* BEGIN MATERIAL PROVIDED *
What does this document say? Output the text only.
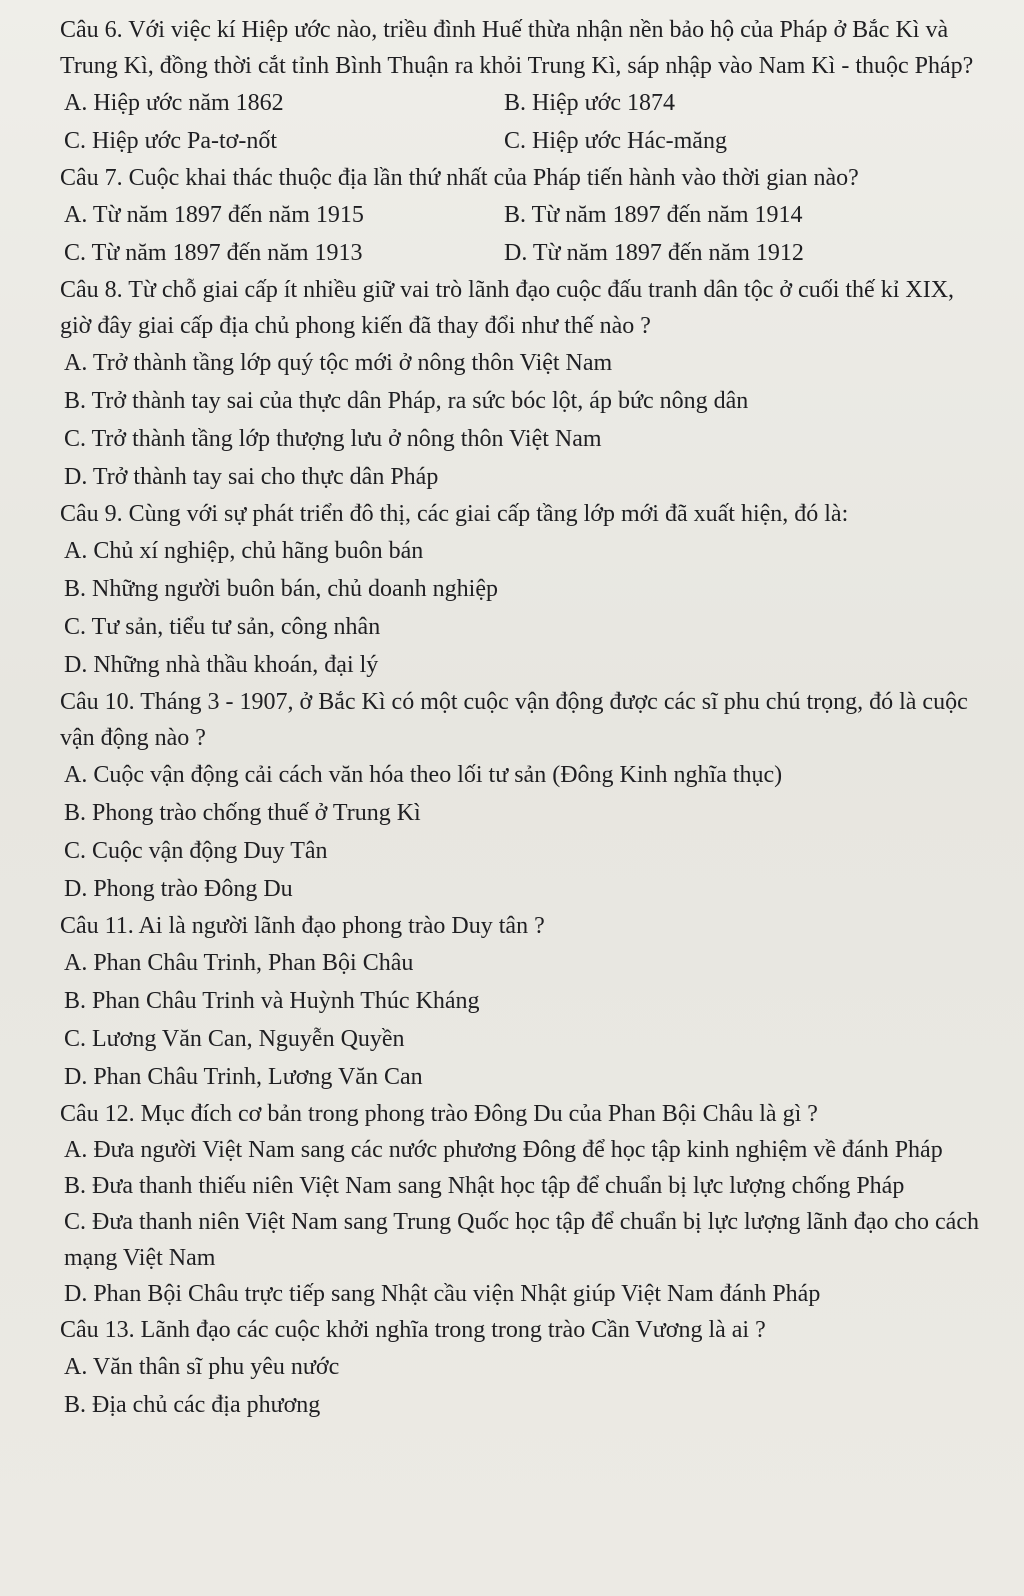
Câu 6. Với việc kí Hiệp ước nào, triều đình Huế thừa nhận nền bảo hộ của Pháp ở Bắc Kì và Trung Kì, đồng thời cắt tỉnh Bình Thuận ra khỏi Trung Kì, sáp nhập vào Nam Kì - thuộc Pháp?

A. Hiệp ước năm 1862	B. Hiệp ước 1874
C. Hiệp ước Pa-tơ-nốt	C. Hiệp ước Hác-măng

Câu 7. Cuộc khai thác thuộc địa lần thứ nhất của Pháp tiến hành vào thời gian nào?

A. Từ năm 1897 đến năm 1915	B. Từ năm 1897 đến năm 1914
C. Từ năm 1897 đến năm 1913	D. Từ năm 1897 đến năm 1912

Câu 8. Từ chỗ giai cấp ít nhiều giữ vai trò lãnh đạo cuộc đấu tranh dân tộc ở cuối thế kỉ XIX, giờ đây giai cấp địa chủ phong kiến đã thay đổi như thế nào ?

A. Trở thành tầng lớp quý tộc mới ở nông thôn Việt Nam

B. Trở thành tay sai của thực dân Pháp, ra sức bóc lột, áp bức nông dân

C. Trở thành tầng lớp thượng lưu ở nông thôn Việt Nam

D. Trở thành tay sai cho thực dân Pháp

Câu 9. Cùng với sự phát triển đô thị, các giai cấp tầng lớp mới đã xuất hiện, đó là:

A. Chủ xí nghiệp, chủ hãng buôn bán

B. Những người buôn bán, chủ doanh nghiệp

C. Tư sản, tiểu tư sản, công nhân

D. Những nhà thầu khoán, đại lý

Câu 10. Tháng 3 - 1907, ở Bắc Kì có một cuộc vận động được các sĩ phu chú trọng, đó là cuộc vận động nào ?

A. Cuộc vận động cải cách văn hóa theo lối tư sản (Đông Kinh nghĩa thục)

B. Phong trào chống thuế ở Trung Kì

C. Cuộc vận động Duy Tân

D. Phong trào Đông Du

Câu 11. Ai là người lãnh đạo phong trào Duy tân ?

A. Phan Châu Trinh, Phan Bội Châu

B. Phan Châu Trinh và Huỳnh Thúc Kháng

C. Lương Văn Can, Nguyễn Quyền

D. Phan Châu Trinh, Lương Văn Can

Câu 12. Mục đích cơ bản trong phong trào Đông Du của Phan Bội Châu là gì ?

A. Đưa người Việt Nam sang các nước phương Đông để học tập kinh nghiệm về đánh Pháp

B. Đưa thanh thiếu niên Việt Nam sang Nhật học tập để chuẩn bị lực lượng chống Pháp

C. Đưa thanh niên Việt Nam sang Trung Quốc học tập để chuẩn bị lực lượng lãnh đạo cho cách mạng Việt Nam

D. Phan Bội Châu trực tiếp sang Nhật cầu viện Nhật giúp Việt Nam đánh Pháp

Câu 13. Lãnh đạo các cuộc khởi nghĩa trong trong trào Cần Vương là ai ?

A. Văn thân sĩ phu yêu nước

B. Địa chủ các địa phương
* END MATERIAL PROVIDED *
* BEGIN MATERIAL PROVIDED *
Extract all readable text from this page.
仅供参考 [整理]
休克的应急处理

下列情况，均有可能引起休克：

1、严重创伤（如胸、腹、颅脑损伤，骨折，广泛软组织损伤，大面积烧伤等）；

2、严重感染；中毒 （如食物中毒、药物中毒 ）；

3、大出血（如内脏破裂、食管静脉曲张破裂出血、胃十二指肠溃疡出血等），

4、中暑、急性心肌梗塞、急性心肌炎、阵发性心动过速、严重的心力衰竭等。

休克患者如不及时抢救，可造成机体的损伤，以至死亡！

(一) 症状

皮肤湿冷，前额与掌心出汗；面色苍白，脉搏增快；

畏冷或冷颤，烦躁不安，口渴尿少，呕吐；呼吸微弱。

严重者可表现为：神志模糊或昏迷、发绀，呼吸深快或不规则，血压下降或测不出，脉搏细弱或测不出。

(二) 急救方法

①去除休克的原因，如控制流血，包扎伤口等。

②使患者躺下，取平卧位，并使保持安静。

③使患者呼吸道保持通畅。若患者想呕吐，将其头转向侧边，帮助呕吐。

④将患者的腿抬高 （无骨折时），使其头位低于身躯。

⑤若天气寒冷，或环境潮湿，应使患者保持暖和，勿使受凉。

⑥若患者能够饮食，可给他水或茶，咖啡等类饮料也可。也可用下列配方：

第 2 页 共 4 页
* END MATERIAL PROVIDED *
- **WRITTEN PROBLEM**
In the entries above, some lines may contain the string "Pháp"; report how many, without additional comment.

- **WRITTEN REPLY**
7